» **RAW RECORDS**
--------

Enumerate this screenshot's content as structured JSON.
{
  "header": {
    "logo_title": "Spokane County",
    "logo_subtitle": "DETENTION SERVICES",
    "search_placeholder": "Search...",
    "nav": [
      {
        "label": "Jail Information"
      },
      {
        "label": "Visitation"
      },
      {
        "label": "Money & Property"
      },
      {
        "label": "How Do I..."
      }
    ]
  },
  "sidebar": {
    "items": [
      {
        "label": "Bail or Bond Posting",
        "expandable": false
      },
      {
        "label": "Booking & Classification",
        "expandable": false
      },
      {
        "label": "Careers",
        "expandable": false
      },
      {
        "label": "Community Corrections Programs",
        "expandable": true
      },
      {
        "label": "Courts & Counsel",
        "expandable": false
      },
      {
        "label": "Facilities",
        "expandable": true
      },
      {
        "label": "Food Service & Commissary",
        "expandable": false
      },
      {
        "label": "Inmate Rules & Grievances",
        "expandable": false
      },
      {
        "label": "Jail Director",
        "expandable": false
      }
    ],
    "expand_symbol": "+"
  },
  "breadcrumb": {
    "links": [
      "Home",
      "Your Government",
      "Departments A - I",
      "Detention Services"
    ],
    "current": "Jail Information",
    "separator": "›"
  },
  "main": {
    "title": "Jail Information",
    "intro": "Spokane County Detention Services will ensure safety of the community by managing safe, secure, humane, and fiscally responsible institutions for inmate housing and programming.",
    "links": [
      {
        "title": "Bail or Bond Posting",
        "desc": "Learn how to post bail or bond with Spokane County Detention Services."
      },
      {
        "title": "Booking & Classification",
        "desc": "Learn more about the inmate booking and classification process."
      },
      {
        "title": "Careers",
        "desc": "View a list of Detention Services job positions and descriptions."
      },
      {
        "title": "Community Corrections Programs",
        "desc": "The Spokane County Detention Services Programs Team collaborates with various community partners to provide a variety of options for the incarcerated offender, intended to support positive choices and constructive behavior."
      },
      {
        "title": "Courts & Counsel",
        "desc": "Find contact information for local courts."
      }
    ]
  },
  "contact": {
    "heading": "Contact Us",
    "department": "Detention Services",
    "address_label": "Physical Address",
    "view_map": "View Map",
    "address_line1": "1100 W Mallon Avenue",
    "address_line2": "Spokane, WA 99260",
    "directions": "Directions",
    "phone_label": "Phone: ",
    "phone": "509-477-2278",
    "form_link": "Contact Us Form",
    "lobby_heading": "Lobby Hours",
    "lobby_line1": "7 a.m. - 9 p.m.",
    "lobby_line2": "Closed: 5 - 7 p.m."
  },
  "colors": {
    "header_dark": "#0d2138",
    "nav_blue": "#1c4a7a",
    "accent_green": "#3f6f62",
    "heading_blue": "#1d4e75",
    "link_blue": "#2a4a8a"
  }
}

--------

» **TASK STATEMENT**
Repeat the data verbatim.

» **SOLUTION BELOW**
Enumerate this screenshot's content as structured JSON.
{
  "header": {
    "logo_title": "Spokane County",
    "logo_subtitle": "DETENTION SERVICES",
    "search_placeholder": "Search...",
    "nav": [
      {
        "label": "Jail Information"
      },
      {
        "label": "Visitation"
      },
      {
        "label": "Money & Property"
      },
      {
        "label": "How Do I..."
      }
    ]
  },
  "sidebar": {
    "items": [
      {
        "label": "Bail or Bond Posting",
        "expandable": false
      },
      {
        "label": "Booking & Classification",
        "expandable": false
      },
      {
        "label": "Careers",
        "expandable": false
      },
      {
        "label": "Community Corrections Programs",
        "expandable": true
      },
      {
        "label": "Courts & Counsel",
        "expandable": false
      },
      {
        "label": "Facilities",
        "expandable": true
      },
      {
        "label": "Food Service & Commissary",
        "expandable": false
      },
      {
        "label": "Inmate Rules & Grievances",
        "expandable": false
      },
      {
        "label": "Jail Director",
        "expandable": false
      }
    ],
    "expand_symbol": "+"
  },
  "breadcrumb": {
    "links": [
      "Home",
      "Your Government",
      "Departments A - I",
      "Detention Services"
    ],
    "current": "Jail Information",
    "separator": "›"
  },
  "main": {
    "title": "Jail Information",
    "intro": "Spokane County Detention Services will ensure safety of the community by managing safe, secure, humane, and fiscally responsible institutions for inmate housing and programming.",
    "links": [
      {
        "title": "Bail or Bond Posting",
        "desc": "Learn how to post bail or bond with Spokane County Detention Services."
      },
      {
        "title": "Booking & Classification",
        "desc": "Learn more about the inmate booking and classification process."
      },
      {
        "title": "Careers",
        "desc": "View a list of Detention Services job positions and descriptions."
      },
      {
        "title": "Community Corrections Programs",
        "desc": "The Spokane County Detention Services Programs Team collaborates with various community partners to provide a variety of options for the incarcerated offender, intended to support positive choices and constructive behavior."
      },
      {
        "title": "Courts & Counsel",
        "desc": "Find contact information for local courts."
      }
    ]
  },
  "contact": {
    "heading": "Contact Us",
    "department": "Detention Services",
    "address_label": "Physical Address",
    "view_map": "View Map",
    "address_line1": "1100 W Mallon Avenue",
    "address_line2": "Spokane, WA 99260",
    "directions": "Directions",
    "phone_label": "Phone: ",
    "phone": "509-477-2278",
    "form_link": "Contact Us Form",
    "lobby_heading": "Lobby Hours",
    "lobby_line1": "7 a.m. - 9 p.m.",
    "lobby_line2": "Closed: 5 - 7 p.m."
  },
  "colors": {
    "header_dark": "#0d2138",
    "nav_blue": "#1c4a7a",
    "accent_green": "#3f6f62",
    "heading_blue": "#1d4e75",
    "link_blue": "#2a4a8a"
  }
}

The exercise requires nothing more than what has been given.